++++ THE INPUT
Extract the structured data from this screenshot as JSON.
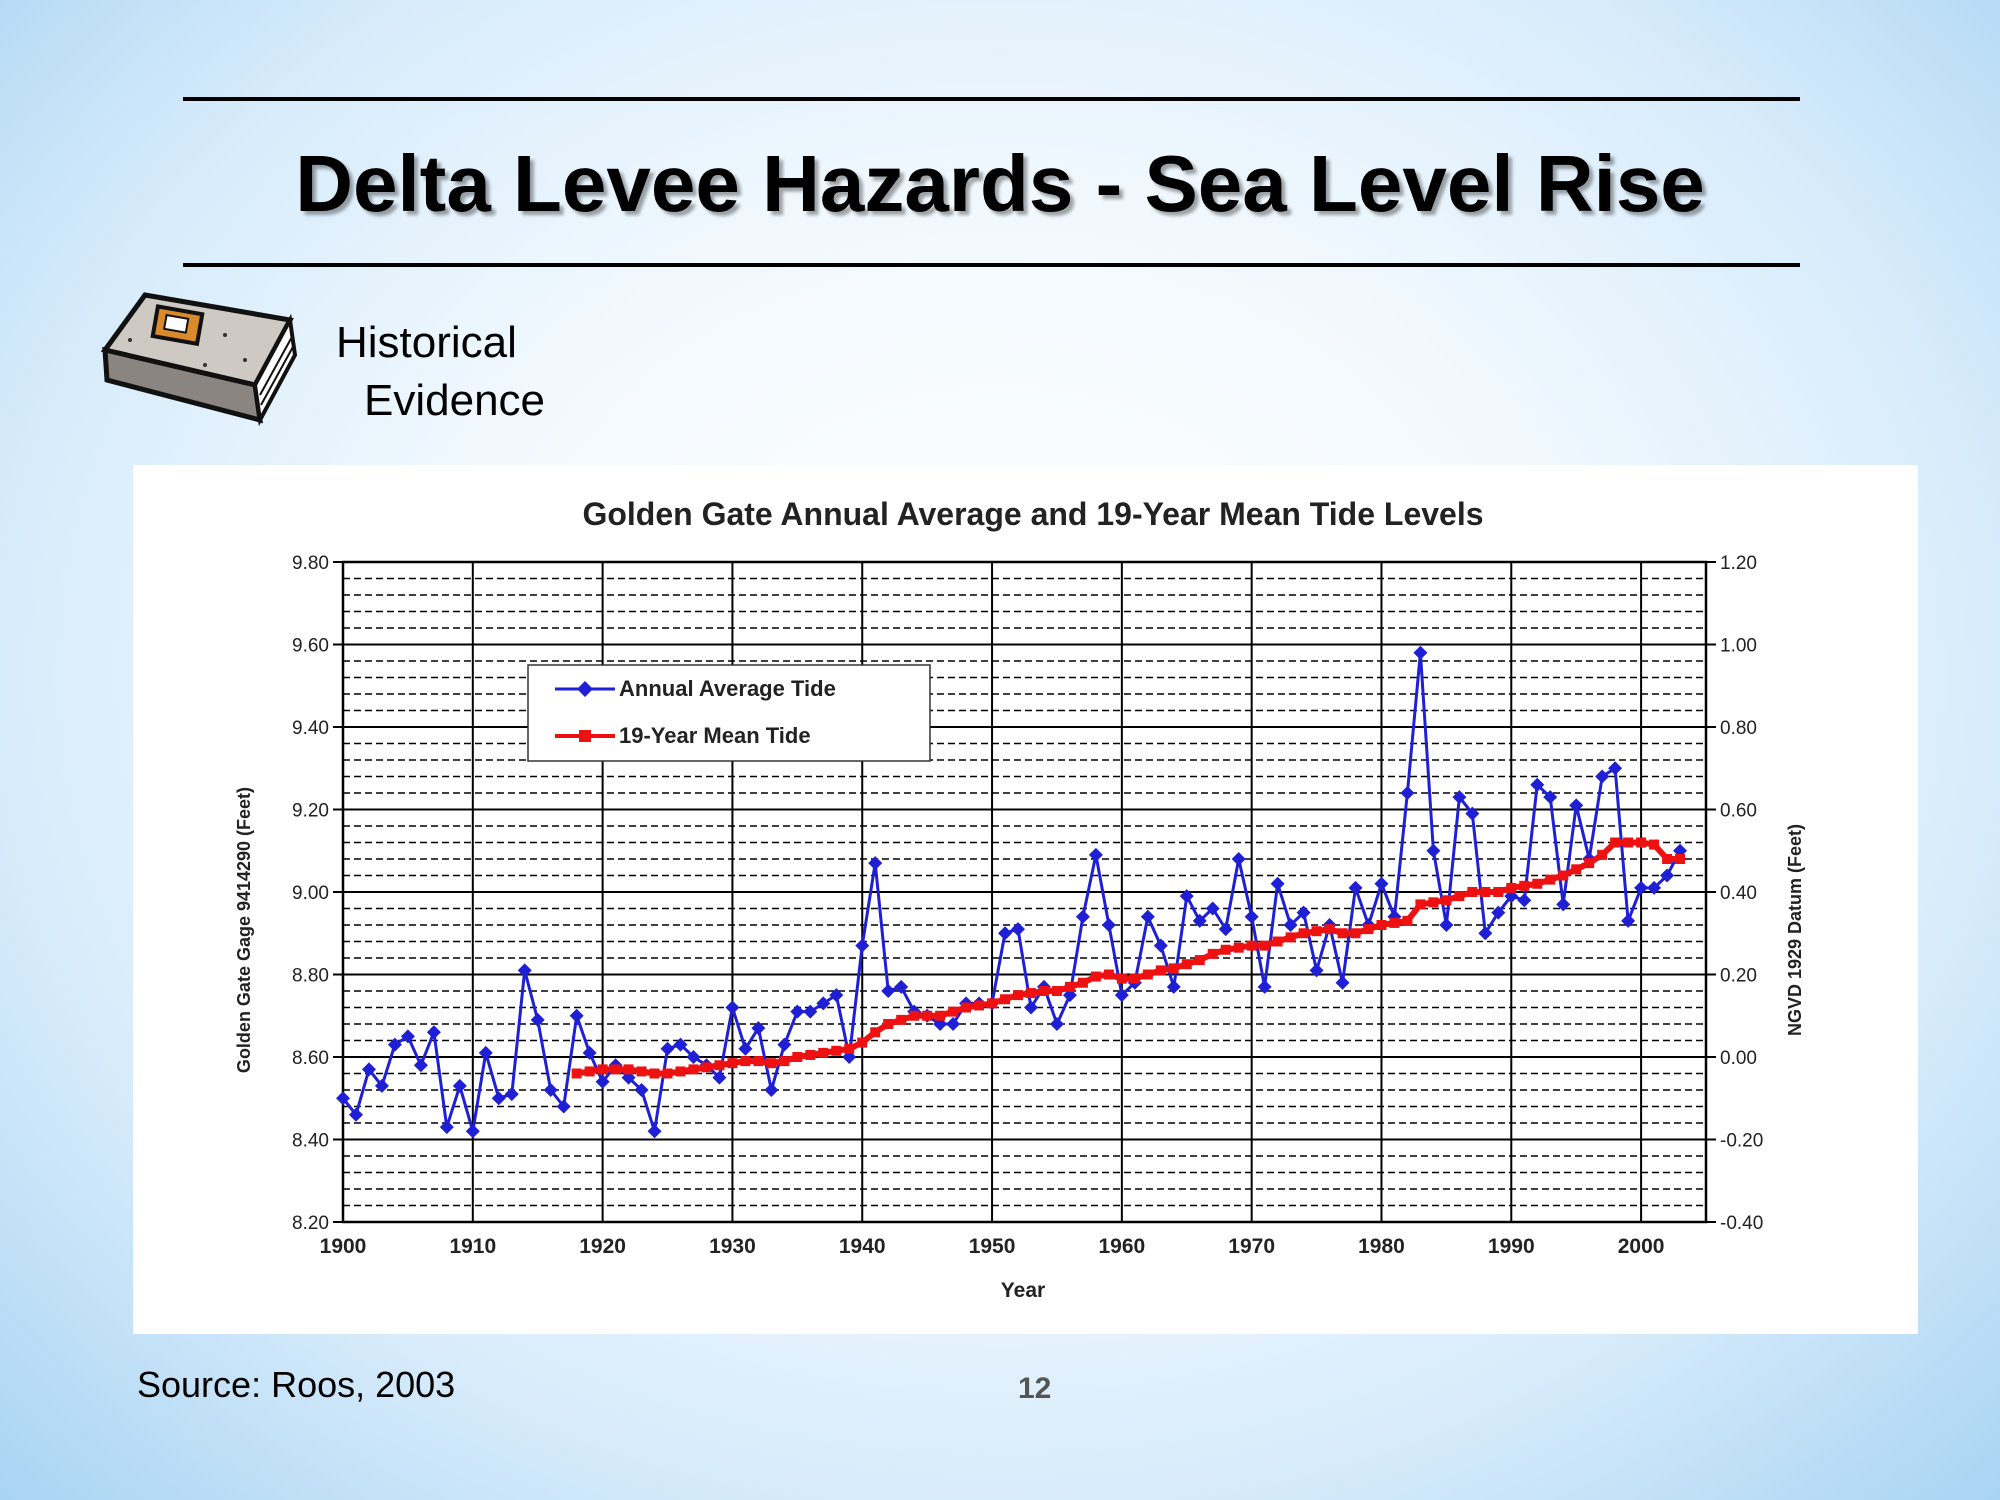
{
  "slide": {
    "title": "Delta Levee Hazards - Sea Level Rise",
    "subtitle_line1": "Historical",
    "subtitle_line2": "Evidence",
    "source": "Source: Roos, 2003",
    "page_number": "12"
  },
  "icons": {
    "book": "book-icon"
  },
  "colors": {
    "annual": "#1f1fd6",
    "mean": "#ee1111"
  },
  "chart_data": {
    "type": "line",
    "title": "Golden Gate Annual Average and 19-Year Mean Tide Levels",
    "xlabel": "Year",
    "ylabel": "Golden Gate Gage 9414290 (Feet)",
    "y2label": "NGVD 1929 Datum (Feet)",
    "xlim": [
      1900,
      2005
    ],
    "ylim": [
      8.2,
      9.8
    ],
    "x_ticks": [
      1900,
      1910,
      1920,
      1930,
      1940,
      1950,
      1960,
      1970,
      1980,
      1990,
      2000
    ],
    "x_tick_labels": [
      "1900",
      "1910",
      "1920",
      "1930",
      "1940",
      "1950",
      "1960",
      "1970",
      "1980",
      "1990",
      "2000"
    ],
    "y_ticks": [
      8.2,
      8.4,
      8.6,
      8.8,
      9.0,
      9.2,
      9.4,
      9.6,
      9.8
    ],
    "y_tick_labels": [
      "8.20",
      "8.40",
      "8.60",
      "8.80",
      "9.00",
      "9.20",
      "9.40",
      "9.60",
      "9.80"
    ],
    "y2_tick_labels": [
      "-0.40",
      "-0.20",
      "0.00",
      "0.20",
      "0.40",
      "0.60",
      "0.80",
      "1.00",
      "1.20"
    ],
    "grid": true,
    "legend_position": "top-left",
    "series": [
      {
        "name": "Annual Average Tide",
        "color": "#1f1fd6",
        "marker": "diamond",
        "x": [
          1900,
          1901,
          1902,
          1903,
          1904,
          1905,
          1906,
          1907,
          1908,
          1909,
          1910,
          1911,
          1912,
          1913,
          1914,
          1915,
          1916,
          1917,
          1918,
          1919,
          1920,
          1921,
          1922,
          1923,
          1924,
          1925,
          1926,
          1927,
          1928,
          1929,
          1930,
          1931,
          1932,
          1933,
          1934,
          1935,
          1936,
          1937,
          1938,
          1939,
          1940,
          1941,
          1942,
          1943,
          1944,
          1945,
          1946,
          1947,
          1948,
          1949,
          1950,
          1951,
          1952,
          1953,
          1954,
          1955,
          1956,
          1957,
          1958,
          1959,
          1960,
          1961,
          1962,
          1963,
          1964,
          1965,
          1966,
          1967,
          1968,
          1969,
          1970,
          1971,
          1972,
          1973,
          1974,
          1975,
          1976,
          1977,
          1978,
          1979,
          1980,
          1981,
          1982,
          1983,
          1984,
          1985,
          1986,
          1987,
          1988,
          1989,
          1990,
          1991,
          1992,
          1993,
          1994,
          1995,
          1996,
          1997,
          1998,
          1999,
          2000,
          2001,
          2002,
          2003
        ],
        "values": [
          8.5,
          8.46,
          8.57,
          8.53,
          8.63,
          8.65,
          8.58,
          8.66,
          8.43,
          8.53,
          8.42,
          8.61,
          8.5,
          8.51,
          8.81,
          8.69,
          8.52,
          8.48,
          8.7,
          8.61,
          8.54,
          8.58,
          8.55,
          8.52,
          8.42,
          8.62,
          8.63,
          8.6,
          8.58,
          8.55,
          8.72,
          8.62,
          8.67,
          8.52,
          8.63,
          8.71,
          8.71,
          8.73,
          8.75,
          8.6,
          8.87,
          9.07,
          8.76,
          8.77,
          8.71,
          8.7,
          8.68,
          8.68,
          8.73,
          8.73,
          8.73,
          8.9,
          8.91,
          8.72,
          8.77,
          8.68,
          8.75,
          8.94,
          9.09,
          8.92,
          8.75,
          8.78,
          8.94,
          8.87,
          8.77,
          8.99,
          8.93,
          8.96,
          8.91,
          9.08,
          8.94,
          8.77,
          9.02,
          8.92,
          8.95,
          8.81,
          8.92,
          8.78,
          9.01,
          8.92,
          9.02,
          8.94,
          9.24,
          9.58,
          9.1,
          8.92,
          9.23,
          9.19,
          8.9,
          8.95,
          8.99,
          8.98,
          9.26,
          9.23,
          8.97,
          9.21,
          9.08,
          9.28,
          9.3,
          8.93,
          9.01,
          9.01,
          9.04,
          9.1
        ]
      },
      {
        "name": "19-Year Mean Tide",
        "color": "#ee1111",
        "marker": "square",
        "x": [
          1918,
          1919,
          1920,
          1921,
          1922,
          1923,
          1924,
          1925,
          1926,
          1927,
          1928,
          1929,
          1930,
          1931,
          1932,
          1933,
          1934,
          1935,
          1936,
          1937,
          1938,
          1939,
          1940,
          1941,
          1942,
          1943,
          1944,
          1945,
          1946,
          1947,
          1948,
          1949,
          1950,
          1951,
          1952,
          1953,
          1954,
          1955,
          1956,
          1957,
          1958,
          1959,
          1960,
          1961,
          1962,
          1963,
          1964,
          1965,
          1966,
          1967,
          1968,
          1969,
          1970,
          1971,
          1972,
          1973,
          1974,
          1975,
          1976,
          1977,
          1978,
          1979,
          1980,
          1981,
          1982,
          1983,
          1984,
          1985,
          1986,
          1987,
          1988,
          1989,
          1990,
          1991,
          1992,
          1993,
          1994,
          1995,
          1996,
          1997,
          1998,
          1999,
          2000,
          2001,
          2002,
          2003
        ],
        "values": [
          8.56,
          8.565,
          8.57,
          8.57,
          8.57,
          8.565,
          8.56,
          8.56,
          8.565,
          8.57,
          8.575,
          8.58,
          8.585,
          8.59,
          8.59,
          8.585,
          8.59,
          8.6,
          8.605,
          8.61,
          8.615,
          8.62,
          8.635,
          8.66,
          8.68,
          8.69,
          8.7,
          8.7,
          8.7,
          8.71,
          8.72,
          8.725,
          8.73,
          8.74,
          8.75,
          8.755,
          8.76,
          8.76,
          8.77,
          8.78,
          8.795,
          8.8,
          8.79,
          8.79,
          8.8,
          8.81,
          8.815,
          8.825,
          8.835,
          8.85,
          8.86,
          8.865,
          8.87,
          8.87,
          8.88,
          8.89,
          8.9,
          8.905,
          8.91,
          8.9,
          8.9,
          8.91,
          8.92,
          8.925,
          8.93,
          8.97,
          8.975,
          8.98,
          8.99,
          9.0,
          9.0,
          9.0,
          9.01,
          9.015,
          9.02,
          9.03,
          9.04,
          9.055,
          9.07,
          9.09,
          9.12,
          9.12,
          9.12,
          9.115,
          9.08,
          9.08
        ]
      }
    ]
  }
}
++++++++
## GIVEN TASK
Show each line holding the word "Average".

## SOLUTION FOR THIS EXERCISE
    "title": "Golden Gate Annual Average and 19-Year Mean Tide Levels",
        "name": "Annual Average Tide",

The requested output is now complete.